## [What is being asked]
Give again, word for word, only the lines from the one containing "Decode this image" through the final line.

## [Records provided]
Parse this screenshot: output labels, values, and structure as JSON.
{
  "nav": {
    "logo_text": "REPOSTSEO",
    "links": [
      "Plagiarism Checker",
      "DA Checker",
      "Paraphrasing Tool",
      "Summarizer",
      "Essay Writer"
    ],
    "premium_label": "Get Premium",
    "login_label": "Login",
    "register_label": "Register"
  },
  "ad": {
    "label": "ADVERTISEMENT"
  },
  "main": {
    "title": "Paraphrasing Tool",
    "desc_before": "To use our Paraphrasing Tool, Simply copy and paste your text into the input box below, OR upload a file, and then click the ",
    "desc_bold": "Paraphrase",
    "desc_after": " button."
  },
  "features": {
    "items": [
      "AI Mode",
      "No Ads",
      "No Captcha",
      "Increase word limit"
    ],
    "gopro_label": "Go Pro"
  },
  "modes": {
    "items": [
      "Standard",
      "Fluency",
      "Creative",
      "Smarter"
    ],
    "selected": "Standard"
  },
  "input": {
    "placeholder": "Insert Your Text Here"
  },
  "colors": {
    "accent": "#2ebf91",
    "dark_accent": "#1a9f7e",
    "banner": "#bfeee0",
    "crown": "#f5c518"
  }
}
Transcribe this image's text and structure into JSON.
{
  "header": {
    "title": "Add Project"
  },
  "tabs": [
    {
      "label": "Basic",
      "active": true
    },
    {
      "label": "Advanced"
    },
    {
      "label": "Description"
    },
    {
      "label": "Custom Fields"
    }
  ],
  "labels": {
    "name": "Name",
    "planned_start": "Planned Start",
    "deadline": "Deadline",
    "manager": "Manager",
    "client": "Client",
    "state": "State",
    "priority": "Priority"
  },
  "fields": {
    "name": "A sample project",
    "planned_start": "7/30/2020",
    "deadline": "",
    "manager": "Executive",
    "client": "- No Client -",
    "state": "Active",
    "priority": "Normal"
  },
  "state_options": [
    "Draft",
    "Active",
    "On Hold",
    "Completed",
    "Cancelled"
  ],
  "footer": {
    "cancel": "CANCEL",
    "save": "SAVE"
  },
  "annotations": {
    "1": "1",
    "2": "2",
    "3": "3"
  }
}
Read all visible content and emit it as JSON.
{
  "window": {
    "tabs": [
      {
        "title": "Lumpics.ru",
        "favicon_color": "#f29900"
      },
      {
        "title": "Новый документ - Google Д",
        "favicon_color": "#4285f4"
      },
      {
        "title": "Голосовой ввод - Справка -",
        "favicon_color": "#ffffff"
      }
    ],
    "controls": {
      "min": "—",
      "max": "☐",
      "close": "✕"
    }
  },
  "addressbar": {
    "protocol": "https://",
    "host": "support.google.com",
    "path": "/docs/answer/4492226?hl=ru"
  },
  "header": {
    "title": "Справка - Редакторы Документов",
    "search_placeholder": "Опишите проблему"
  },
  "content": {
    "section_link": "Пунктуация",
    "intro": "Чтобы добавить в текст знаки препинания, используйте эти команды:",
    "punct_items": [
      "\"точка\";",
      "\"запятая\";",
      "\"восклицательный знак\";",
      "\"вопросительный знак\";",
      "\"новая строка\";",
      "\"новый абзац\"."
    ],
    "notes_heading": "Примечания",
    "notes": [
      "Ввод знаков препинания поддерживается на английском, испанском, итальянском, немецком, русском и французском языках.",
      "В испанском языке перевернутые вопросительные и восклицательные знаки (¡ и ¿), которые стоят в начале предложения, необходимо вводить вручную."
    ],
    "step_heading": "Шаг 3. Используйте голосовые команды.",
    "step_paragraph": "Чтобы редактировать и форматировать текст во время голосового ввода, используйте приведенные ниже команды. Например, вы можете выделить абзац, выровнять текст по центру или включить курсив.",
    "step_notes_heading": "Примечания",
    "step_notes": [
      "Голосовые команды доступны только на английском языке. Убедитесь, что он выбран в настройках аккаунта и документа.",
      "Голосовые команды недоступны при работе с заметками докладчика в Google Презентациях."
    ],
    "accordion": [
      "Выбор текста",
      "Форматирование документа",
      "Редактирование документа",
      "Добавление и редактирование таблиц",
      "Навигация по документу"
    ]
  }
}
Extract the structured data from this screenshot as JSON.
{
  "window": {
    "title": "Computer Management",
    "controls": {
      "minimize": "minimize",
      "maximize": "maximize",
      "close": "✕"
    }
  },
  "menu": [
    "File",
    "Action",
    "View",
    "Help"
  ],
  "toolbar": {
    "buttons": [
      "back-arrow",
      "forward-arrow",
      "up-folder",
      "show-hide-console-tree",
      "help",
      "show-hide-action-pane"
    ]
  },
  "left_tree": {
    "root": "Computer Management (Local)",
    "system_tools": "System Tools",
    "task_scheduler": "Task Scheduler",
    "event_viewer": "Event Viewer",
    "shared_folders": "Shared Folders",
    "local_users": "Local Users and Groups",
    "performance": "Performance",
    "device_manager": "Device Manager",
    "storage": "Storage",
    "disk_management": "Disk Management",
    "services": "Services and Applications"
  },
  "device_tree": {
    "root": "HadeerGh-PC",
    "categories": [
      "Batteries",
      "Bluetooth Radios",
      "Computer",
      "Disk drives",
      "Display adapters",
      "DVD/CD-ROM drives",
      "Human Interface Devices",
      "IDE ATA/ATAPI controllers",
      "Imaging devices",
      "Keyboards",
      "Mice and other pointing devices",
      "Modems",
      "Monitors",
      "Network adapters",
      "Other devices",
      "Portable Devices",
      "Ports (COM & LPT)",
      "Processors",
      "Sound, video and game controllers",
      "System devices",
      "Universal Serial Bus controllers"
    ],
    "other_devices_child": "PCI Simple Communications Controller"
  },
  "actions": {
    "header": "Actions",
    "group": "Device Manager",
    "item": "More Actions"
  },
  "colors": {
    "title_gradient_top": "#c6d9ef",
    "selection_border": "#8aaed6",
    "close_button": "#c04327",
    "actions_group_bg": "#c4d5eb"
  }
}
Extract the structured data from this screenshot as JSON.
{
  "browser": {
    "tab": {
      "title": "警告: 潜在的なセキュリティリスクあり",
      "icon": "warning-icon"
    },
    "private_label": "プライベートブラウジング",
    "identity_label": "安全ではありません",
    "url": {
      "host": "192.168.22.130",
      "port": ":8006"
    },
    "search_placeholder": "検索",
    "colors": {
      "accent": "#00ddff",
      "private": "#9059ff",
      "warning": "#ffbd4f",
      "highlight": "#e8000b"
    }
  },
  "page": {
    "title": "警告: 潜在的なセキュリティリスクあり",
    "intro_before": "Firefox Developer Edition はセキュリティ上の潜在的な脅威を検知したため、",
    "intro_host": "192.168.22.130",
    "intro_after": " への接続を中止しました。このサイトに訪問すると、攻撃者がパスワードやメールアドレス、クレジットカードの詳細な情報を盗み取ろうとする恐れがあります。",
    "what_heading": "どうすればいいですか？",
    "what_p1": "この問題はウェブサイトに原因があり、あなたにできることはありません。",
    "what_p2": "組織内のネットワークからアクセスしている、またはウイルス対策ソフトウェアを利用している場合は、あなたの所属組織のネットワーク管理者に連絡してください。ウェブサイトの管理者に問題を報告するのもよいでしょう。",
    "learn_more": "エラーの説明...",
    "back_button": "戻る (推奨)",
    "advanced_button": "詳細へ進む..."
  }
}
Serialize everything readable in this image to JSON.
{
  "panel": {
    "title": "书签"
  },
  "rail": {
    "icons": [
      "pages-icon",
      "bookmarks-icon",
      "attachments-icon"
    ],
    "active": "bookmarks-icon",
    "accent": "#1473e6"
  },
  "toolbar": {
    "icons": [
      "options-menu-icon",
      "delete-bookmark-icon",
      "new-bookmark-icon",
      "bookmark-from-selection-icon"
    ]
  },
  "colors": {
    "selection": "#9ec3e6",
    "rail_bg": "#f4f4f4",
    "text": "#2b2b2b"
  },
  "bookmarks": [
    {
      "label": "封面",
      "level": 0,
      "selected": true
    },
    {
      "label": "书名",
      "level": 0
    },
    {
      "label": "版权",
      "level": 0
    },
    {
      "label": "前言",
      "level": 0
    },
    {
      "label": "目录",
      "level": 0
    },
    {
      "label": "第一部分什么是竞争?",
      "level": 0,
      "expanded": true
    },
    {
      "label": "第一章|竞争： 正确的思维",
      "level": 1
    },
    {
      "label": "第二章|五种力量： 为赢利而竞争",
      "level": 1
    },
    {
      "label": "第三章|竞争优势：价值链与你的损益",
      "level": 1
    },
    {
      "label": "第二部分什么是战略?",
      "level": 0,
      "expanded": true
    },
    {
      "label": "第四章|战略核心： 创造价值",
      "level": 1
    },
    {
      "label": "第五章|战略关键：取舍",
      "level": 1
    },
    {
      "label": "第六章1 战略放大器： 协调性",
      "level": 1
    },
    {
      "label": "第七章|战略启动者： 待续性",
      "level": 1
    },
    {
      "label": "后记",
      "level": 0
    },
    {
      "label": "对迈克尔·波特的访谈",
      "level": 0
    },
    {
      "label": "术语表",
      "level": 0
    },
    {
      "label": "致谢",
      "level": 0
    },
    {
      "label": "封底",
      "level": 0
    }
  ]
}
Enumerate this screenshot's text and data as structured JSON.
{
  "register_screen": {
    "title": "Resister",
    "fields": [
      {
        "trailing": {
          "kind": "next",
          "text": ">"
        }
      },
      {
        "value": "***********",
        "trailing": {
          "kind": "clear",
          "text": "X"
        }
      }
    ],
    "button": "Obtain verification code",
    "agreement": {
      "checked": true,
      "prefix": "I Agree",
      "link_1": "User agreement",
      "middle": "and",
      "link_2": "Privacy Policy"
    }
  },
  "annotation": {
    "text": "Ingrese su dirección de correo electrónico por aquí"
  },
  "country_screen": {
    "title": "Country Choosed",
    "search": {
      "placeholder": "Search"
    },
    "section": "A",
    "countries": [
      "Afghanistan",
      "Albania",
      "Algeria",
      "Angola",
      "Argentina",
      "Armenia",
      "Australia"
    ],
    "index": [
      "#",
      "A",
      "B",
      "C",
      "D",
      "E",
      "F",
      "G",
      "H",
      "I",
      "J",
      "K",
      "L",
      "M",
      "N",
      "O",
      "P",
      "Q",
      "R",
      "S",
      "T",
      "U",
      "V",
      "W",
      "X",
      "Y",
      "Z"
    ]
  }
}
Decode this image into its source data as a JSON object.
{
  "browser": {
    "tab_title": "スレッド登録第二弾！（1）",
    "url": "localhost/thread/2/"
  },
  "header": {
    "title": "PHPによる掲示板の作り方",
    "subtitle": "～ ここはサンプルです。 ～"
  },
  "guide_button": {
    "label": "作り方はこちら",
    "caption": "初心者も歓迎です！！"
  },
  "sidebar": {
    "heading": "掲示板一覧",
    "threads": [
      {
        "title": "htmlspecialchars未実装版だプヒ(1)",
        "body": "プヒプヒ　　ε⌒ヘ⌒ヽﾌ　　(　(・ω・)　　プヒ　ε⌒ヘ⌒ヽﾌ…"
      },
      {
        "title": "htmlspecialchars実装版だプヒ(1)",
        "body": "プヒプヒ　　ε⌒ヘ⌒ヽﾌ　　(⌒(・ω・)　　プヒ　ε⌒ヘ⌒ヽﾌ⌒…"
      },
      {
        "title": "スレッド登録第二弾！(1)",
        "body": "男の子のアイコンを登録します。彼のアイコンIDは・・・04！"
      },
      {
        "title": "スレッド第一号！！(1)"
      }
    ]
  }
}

## [Response below]
Decode this image into its source data as a JSON object.
{
  "browser": {
    "tab_title": "スレッド登録第二弾！（1）",
    "url": "localhost/thread/2/"
  },
  "header": {
    "title": "PHPによる掲示板の作り方",
    "subtitle": "～ ここはサンプルです。 ～"
  },
  "guide_button": {
    "label": "作り方はこちら",
    "caption": "初心者も歓迎です！！"
  },
  "sidebar": {
    "heading": "掲示板一覧",
    "threads": [
      {
        "title": "htmlspecialchars未実装版だプヒ(1)",
        "body": "プヒプヒ　　ε⌒ヘ⌒ヽﾌ　　(　(・ω・)　　プヒ　ε⌒ヘ⌒ヽﾌ…"
      },
      {
        "title": "htmlspecialchars実装版だプヒ(1)",
        "body": "プヒプヒ　　ε⌒ヘ⌒ヽﾌ　　(⌒(・ω・)　　プヒ　ε⌒ヘ⌒ヽﾌ⌒…"
      },
      {
        "title": "スレッド登録第二弾！(1)",
        "body": "男の子のアイコンを登録します。彼のアイコンIDは・・・04！"
      },
      {
        "title": "スレッド第一号！！(1)"
      }
    ]
  }
}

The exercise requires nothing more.